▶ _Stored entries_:
==============================

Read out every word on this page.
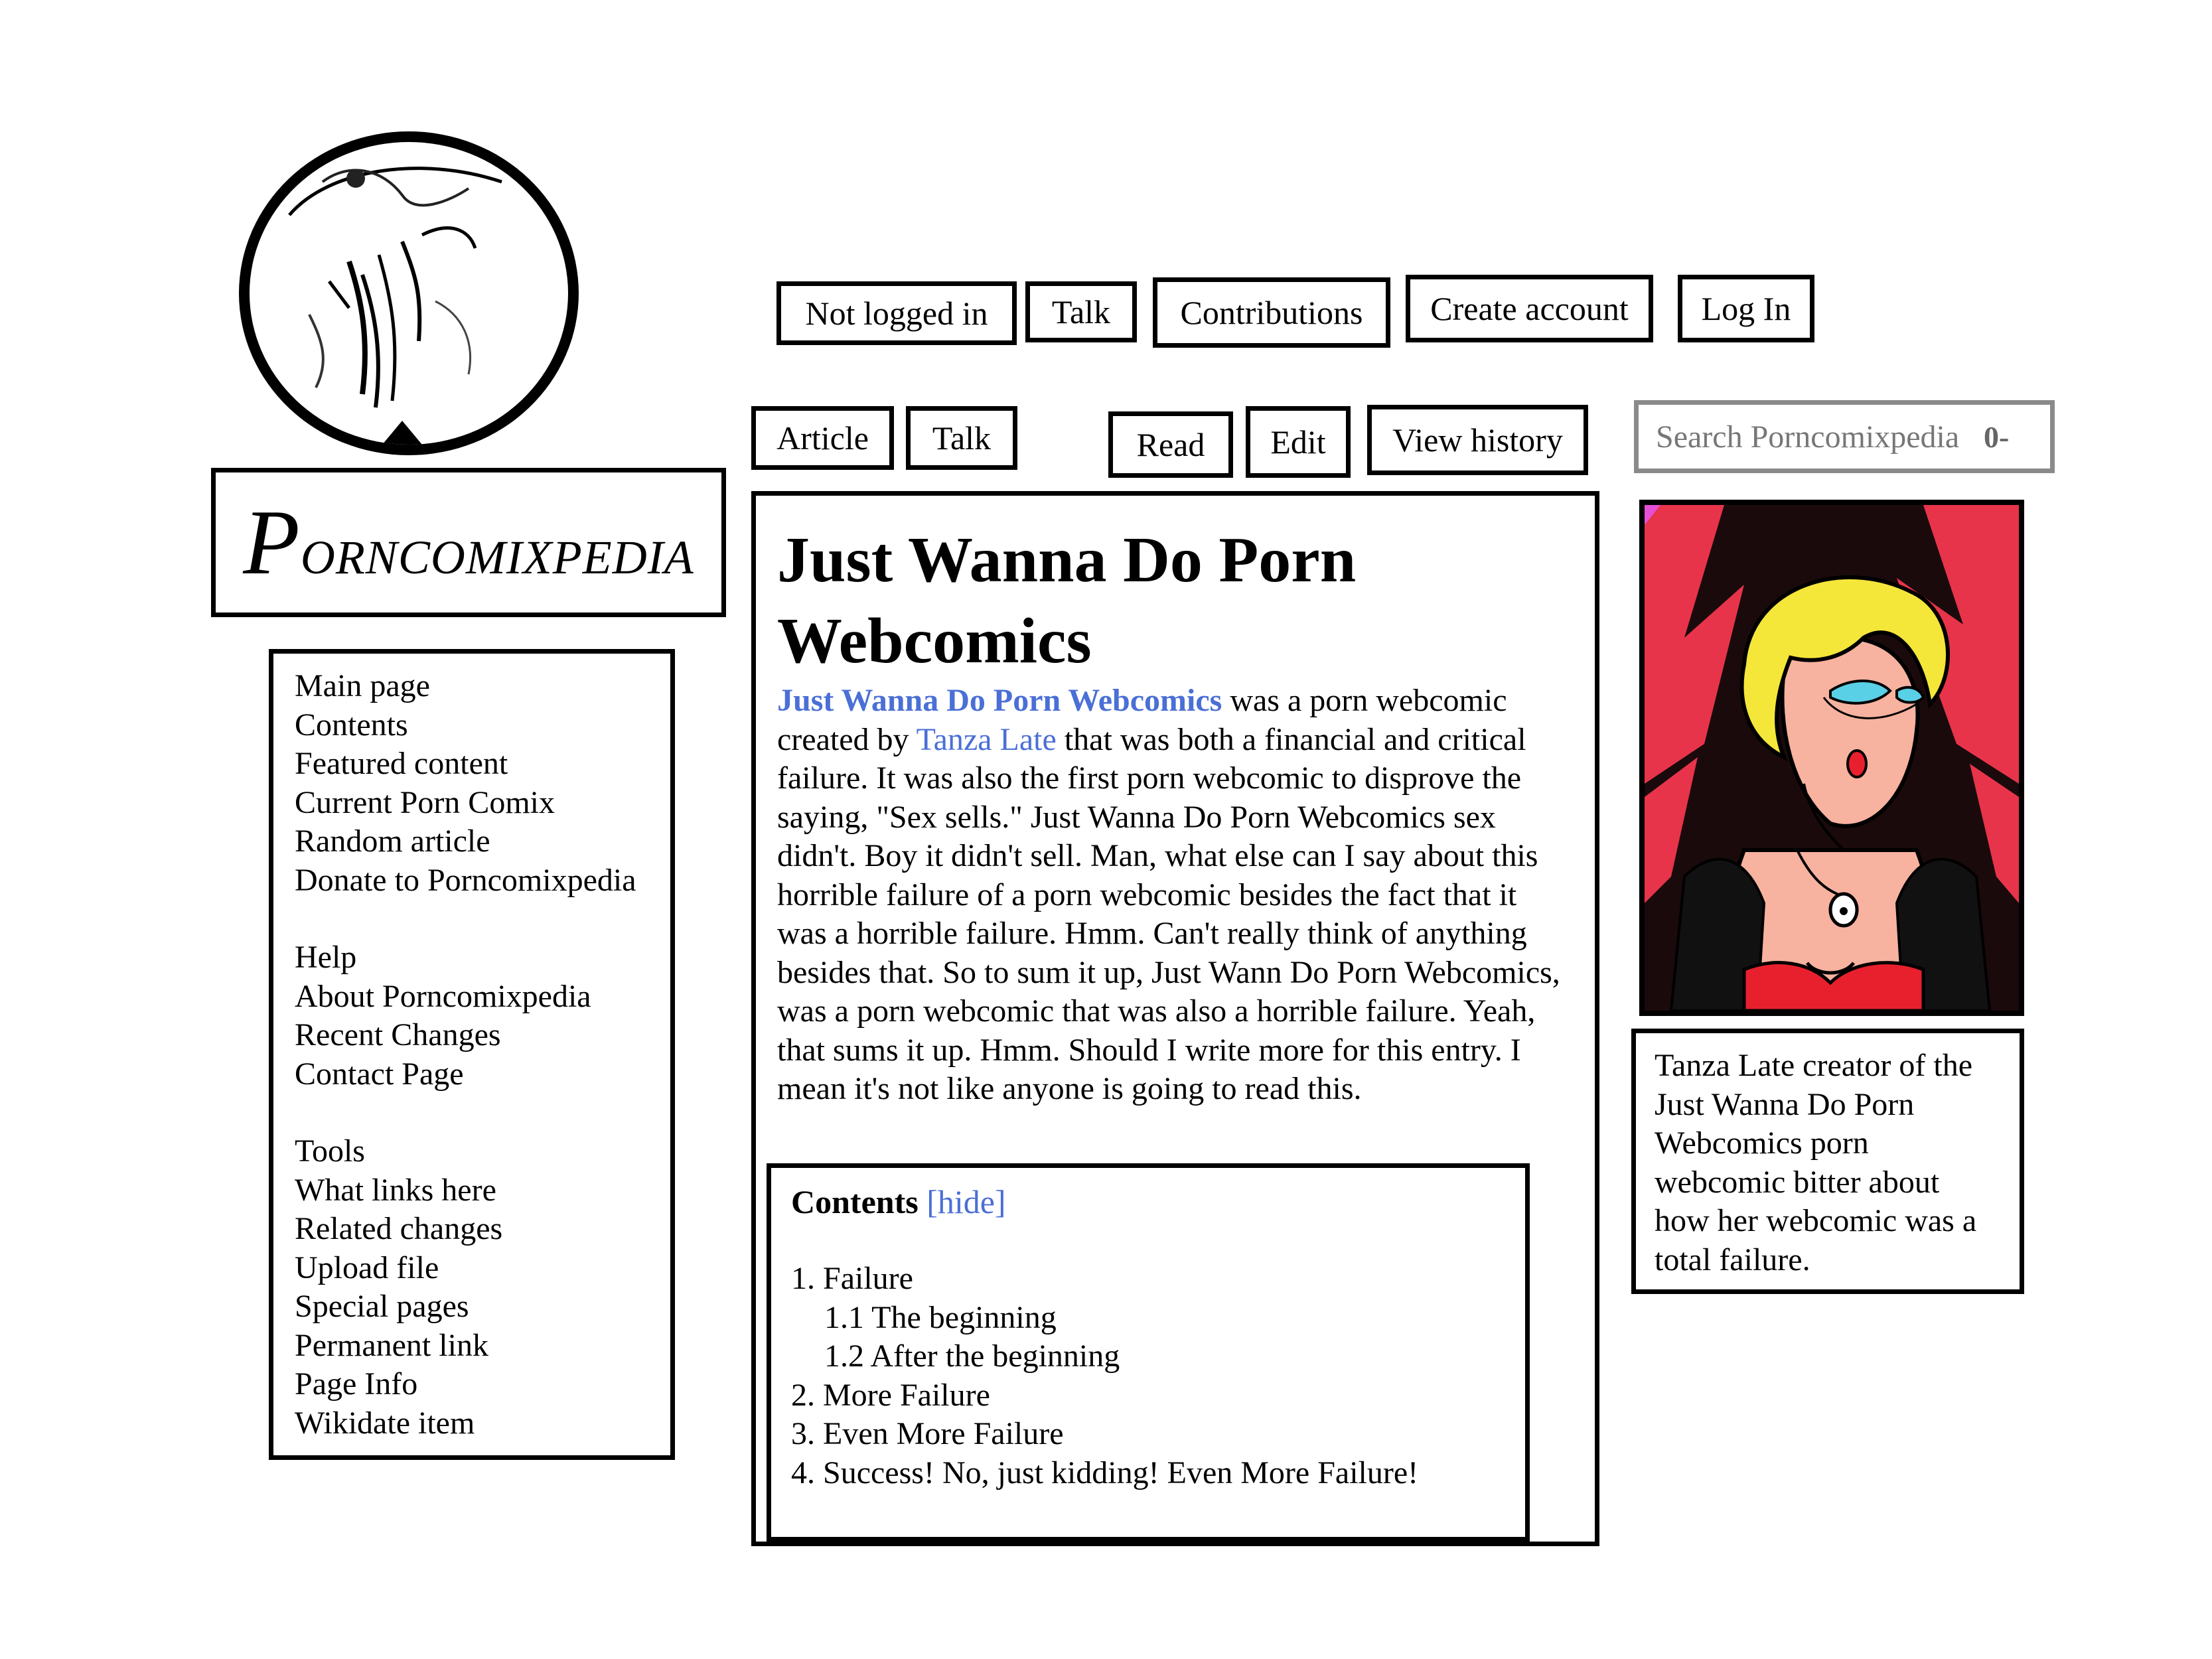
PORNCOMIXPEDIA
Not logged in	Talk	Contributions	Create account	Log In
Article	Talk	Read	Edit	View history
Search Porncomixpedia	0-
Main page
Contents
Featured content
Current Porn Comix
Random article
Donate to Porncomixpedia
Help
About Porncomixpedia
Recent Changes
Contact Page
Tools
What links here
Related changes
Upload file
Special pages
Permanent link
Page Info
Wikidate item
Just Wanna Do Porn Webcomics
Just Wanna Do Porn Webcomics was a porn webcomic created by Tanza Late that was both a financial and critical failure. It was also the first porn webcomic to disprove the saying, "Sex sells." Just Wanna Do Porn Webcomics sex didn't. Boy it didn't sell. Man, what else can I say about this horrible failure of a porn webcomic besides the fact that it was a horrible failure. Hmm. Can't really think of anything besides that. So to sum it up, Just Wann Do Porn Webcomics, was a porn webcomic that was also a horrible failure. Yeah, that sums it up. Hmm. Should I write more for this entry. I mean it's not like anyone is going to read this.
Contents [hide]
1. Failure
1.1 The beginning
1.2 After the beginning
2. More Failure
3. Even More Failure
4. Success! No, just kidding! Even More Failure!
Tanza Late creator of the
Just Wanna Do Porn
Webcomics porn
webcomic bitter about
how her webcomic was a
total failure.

==============================

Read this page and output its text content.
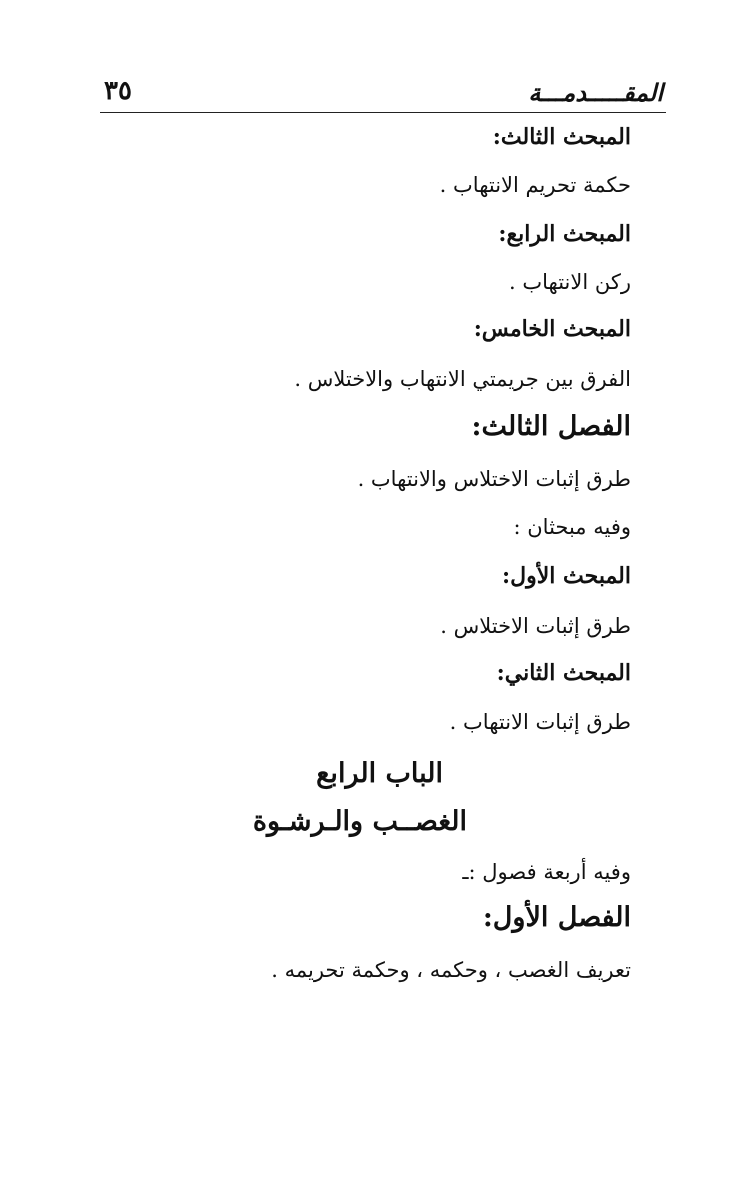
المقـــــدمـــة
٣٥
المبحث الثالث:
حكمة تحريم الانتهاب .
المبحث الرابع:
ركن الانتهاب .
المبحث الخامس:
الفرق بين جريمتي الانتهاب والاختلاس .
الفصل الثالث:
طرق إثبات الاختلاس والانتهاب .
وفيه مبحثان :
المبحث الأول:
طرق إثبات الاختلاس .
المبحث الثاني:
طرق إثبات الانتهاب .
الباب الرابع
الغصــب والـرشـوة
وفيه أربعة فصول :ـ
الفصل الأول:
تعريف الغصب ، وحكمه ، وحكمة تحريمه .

==============================

▶ _What the task requires_: Out of the preceding entries, pull every line containing the string "Even".

▶ _The result_:
3. Even More Failure
4. Success! No, just kidding! Even More Failure!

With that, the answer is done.